● **PROBLEM DESCRIPTION**: The entries below are to be repeated exactly as they stand.

● **SOURCE RECORDS**:
--------------------------------------------------

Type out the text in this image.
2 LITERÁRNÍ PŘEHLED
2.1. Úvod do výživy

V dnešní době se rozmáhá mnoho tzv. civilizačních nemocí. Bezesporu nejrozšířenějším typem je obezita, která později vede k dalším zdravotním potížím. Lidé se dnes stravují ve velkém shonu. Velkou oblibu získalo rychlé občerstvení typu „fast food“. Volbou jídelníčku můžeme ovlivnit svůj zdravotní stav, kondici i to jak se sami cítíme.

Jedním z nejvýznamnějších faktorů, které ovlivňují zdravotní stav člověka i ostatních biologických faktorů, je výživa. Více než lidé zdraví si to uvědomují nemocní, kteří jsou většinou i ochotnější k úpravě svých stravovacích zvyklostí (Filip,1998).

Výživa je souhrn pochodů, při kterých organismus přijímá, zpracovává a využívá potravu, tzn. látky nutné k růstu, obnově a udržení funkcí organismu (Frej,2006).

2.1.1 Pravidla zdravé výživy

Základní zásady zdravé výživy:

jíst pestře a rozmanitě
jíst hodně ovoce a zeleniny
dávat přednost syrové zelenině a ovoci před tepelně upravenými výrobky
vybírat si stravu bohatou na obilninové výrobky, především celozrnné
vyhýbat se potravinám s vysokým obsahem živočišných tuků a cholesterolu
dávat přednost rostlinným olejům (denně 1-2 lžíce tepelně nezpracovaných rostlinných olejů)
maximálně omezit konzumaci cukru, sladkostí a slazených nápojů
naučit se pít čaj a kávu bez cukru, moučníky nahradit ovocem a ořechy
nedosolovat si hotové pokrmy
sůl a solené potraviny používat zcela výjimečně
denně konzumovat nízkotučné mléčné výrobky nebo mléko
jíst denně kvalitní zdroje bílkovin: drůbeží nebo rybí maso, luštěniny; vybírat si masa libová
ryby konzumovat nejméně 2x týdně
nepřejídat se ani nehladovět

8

--------------------------------------------------

● **EXERCISE SOLUTION**:
Type out the text in this image.
2 LITERÁRNÍ PŘEHLED
2.1. Úvod do výživy

V dnešní době se rozmáhá mnoho tzv. civilizačních nemocí. Bezesporu nejrozšířenějším typem je obezita, která později vede k dalším zdravotním potížím. Lidé se dnes stravují ve velkém shonu. Velkou oblibu získalo rychlé občerstvení typu „fast food“. Volbou jídelníčku můžeme ovlivnit svůj zdravotní stav, kondici i to jak se sami cítíme.

Jedním z nejvýznamnějších faktorů, které ovlivňují zdravotní stav člověka i ostatních biologických faktorů, je výživa. Více než lidé zdraví si to uvědomují nemocní, kteří jsou většinou i ochotnější k úpravě svých stravovacích zvyklostí (Filip,1998).

Výživa je souhrn pochodů, při kterých organismus přijímá, zpracovává a využívá potravu, tzn. látky nutné k růstu, obnově a udržení funkcí organismu (Frej,2006).

2.1.1 Pravidla zdravé výživy

Základní zásady zdravé výživy:

jíst pestře a rozmanitě
jíst hodně ovoce a zeleniny
dávat přednost syrové zelenině a ovoci před tepelně upravenými výrobky
vybírat si stravu bohatou na obilninové výrobky, především celozrnné
vyhýbat se potravinám s vysokým obsahem živočišných tuků a cholesterolu
dávat přednost rostlinným olejům (denně 1-2 lžíce tepelně nezpracovaných rostlinných olejů)
maximálně omezit konzumaci cukru, sladkostí a slazených nápojů
naučit se pít čaj a kávu bez cukru, moučníky nahradit ovocem a ořechy
nedosolovat si hotové pokrmy
sůl a solené potraviny používat zcela výjimečně
denně konzumovat nízkotučné mléčné výrobky nebo mléko
jíst denně kvalitní zdroje bílkovin: drůbeží nebo rybí maso, luštěniny; vybírat si masa libová
ryby konzumovat nejméně 2x týdně
nepřejídat se ani nehladovět

8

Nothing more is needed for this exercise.